Recorded data

____________________

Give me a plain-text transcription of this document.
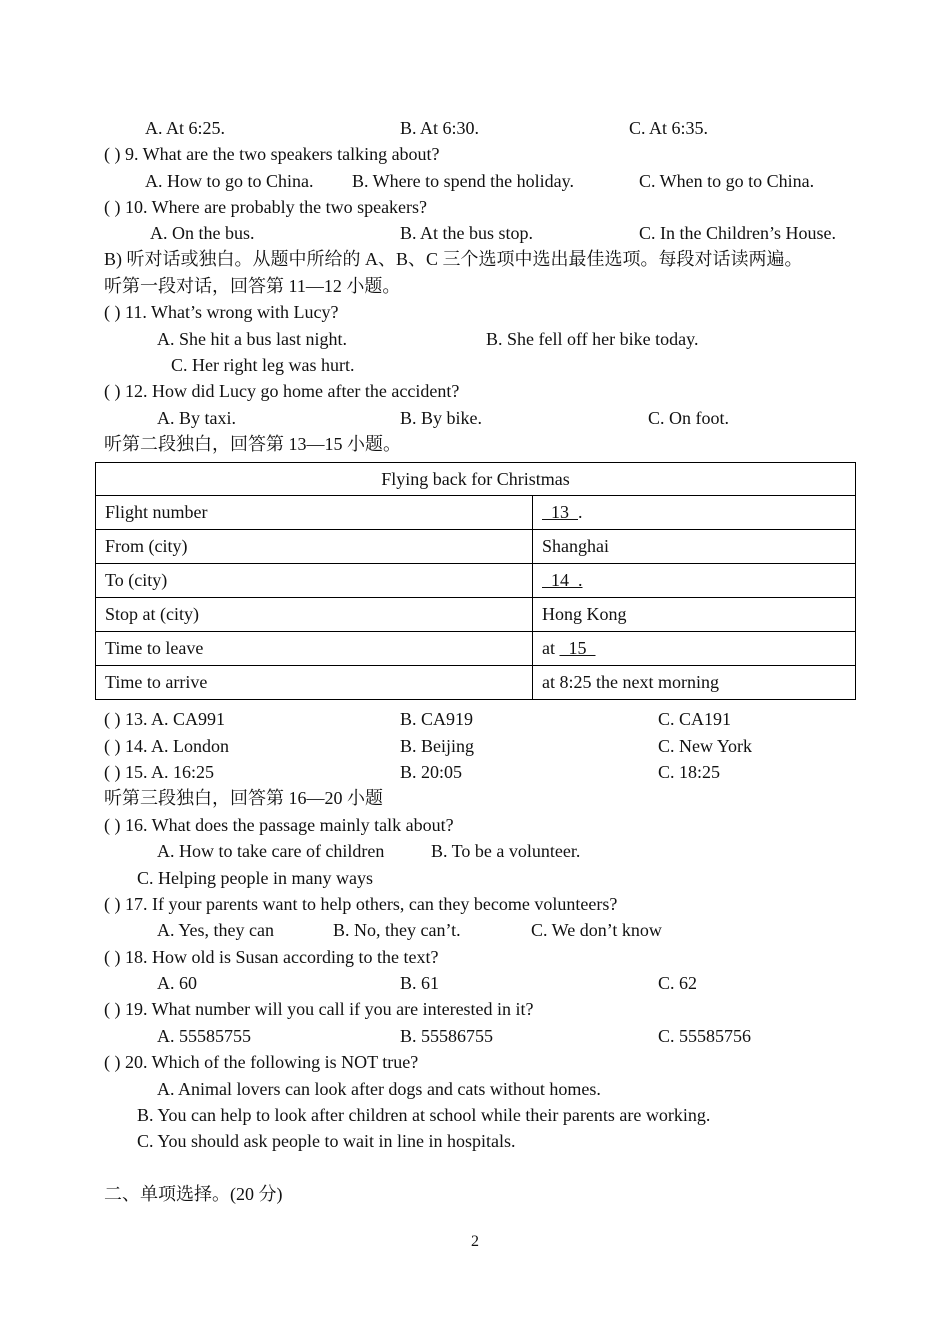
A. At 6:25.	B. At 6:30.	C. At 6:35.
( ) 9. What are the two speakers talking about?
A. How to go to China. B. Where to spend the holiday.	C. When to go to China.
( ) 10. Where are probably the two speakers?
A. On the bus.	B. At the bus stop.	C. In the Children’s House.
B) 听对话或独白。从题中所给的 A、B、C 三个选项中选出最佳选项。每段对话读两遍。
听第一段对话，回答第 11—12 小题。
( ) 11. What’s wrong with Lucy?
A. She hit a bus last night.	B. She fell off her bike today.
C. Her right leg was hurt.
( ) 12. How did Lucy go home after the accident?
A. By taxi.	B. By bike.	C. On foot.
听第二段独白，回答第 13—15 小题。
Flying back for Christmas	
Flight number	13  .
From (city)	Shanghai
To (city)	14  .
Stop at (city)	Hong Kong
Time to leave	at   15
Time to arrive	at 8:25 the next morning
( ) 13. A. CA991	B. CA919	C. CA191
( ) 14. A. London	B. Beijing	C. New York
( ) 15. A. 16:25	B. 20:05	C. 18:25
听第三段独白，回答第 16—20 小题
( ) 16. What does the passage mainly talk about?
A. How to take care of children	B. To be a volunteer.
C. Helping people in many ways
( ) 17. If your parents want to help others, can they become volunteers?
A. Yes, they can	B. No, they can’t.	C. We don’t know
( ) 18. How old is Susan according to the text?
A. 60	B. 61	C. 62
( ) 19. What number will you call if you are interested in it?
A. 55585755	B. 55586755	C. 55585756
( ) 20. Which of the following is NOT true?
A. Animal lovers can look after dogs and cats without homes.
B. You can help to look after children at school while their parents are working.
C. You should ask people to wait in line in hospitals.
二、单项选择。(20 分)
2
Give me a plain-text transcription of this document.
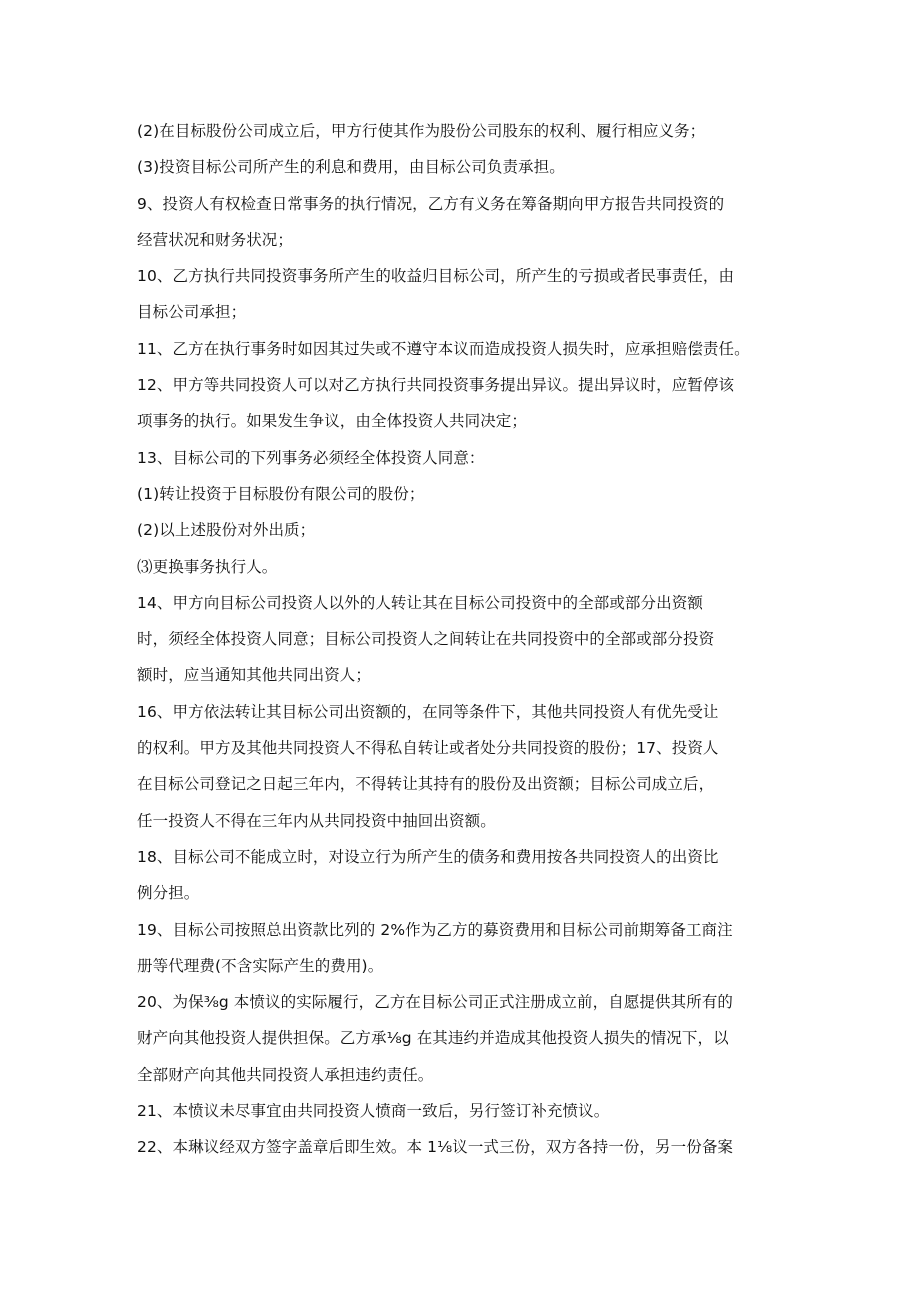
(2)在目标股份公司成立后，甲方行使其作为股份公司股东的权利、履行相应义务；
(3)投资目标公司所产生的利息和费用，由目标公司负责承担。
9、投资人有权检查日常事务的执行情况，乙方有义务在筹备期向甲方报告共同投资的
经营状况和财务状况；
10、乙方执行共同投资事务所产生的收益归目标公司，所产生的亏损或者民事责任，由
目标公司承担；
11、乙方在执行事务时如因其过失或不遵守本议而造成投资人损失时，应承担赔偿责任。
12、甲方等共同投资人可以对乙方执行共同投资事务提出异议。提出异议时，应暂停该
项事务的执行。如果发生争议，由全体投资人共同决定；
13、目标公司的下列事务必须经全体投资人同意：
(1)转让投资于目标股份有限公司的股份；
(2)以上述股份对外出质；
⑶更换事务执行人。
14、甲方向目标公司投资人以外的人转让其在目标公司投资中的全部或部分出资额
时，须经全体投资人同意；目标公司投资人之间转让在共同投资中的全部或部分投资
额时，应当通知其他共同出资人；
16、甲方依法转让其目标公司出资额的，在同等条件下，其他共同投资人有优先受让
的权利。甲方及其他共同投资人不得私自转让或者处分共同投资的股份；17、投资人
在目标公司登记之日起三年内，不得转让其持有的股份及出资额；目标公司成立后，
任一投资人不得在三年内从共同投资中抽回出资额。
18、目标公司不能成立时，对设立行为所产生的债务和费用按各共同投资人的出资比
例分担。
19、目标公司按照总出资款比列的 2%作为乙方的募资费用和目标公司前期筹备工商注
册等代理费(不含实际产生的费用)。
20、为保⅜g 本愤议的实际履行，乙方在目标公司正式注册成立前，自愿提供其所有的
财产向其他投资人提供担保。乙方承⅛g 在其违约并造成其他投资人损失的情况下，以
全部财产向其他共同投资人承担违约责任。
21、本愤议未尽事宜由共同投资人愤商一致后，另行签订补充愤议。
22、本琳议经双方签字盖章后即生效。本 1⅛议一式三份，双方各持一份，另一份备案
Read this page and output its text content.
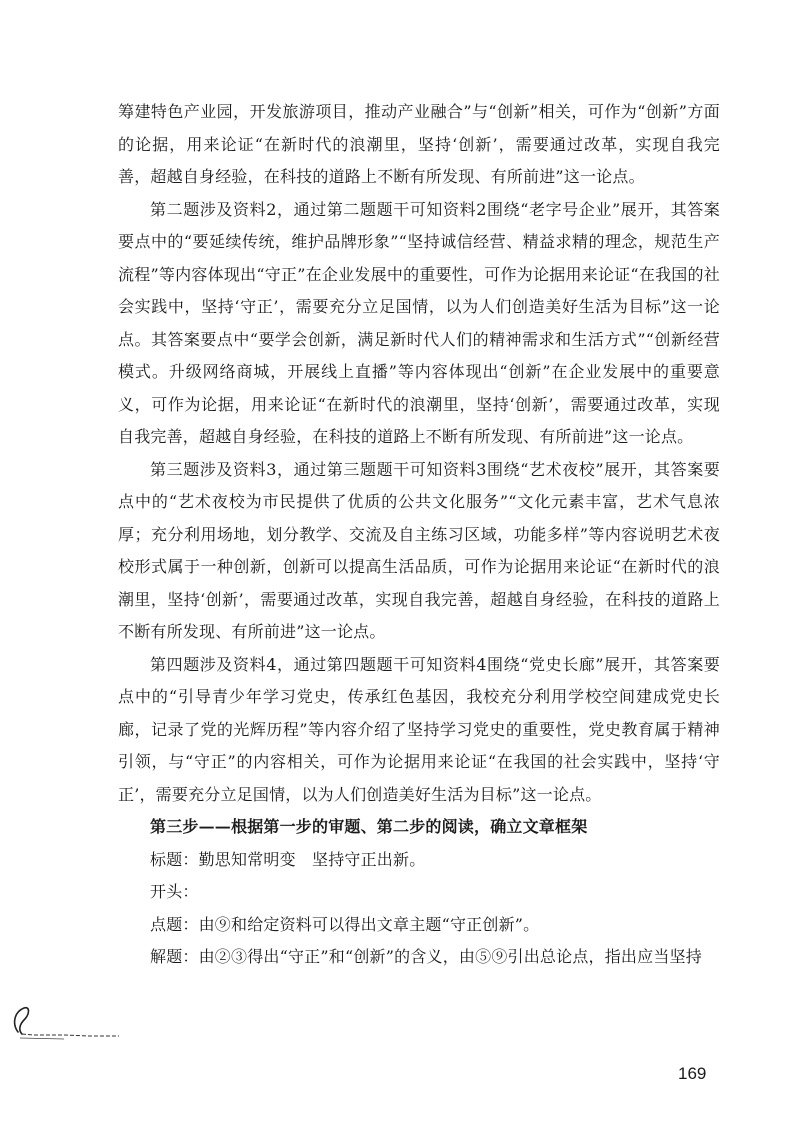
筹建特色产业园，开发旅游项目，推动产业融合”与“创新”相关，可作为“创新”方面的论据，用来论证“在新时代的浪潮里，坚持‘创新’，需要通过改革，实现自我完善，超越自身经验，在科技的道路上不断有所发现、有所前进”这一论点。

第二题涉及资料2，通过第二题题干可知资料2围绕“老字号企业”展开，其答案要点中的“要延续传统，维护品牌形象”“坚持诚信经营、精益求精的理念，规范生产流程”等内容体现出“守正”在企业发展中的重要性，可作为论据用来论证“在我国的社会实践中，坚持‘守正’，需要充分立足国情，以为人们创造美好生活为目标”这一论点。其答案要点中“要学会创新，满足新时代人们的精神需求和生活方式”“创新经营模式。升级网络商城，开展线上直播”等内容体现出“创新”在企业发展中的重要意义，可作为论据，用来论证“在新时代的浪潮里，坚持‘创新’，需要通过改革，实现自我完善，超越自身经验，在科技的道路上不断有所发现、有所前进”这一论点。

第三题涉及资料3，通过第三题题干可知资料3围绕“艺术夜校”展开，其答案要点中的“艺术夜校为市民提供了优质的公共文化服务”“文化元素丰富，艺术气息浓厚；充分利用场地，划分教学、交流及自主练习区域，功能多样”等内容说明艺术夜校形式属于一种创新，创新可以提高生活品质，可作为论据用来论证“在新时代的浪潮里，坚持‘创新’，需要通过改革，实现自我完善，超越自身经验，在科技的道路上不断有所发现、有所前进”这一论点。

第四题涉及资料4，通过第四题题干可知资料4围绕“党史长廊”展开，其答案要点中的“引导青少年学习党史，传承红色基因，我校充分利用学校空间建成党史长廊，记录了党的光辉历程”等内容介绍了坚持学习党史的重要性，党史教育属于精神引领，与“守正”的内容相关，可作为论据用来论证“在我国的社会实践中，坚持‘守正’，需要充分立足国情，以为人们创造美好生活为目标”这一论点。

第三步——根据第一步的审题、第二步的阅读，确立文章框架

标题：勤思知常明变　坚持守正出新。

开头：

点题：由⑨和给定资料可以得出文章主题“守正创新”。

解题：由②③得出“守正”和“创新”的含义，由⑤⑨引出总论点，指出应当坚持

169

____________________

§ **Task objective**
Determine how many lines of the listing above include the word "实现自我完善", and report that number only.

§ **Solution to this problem**
3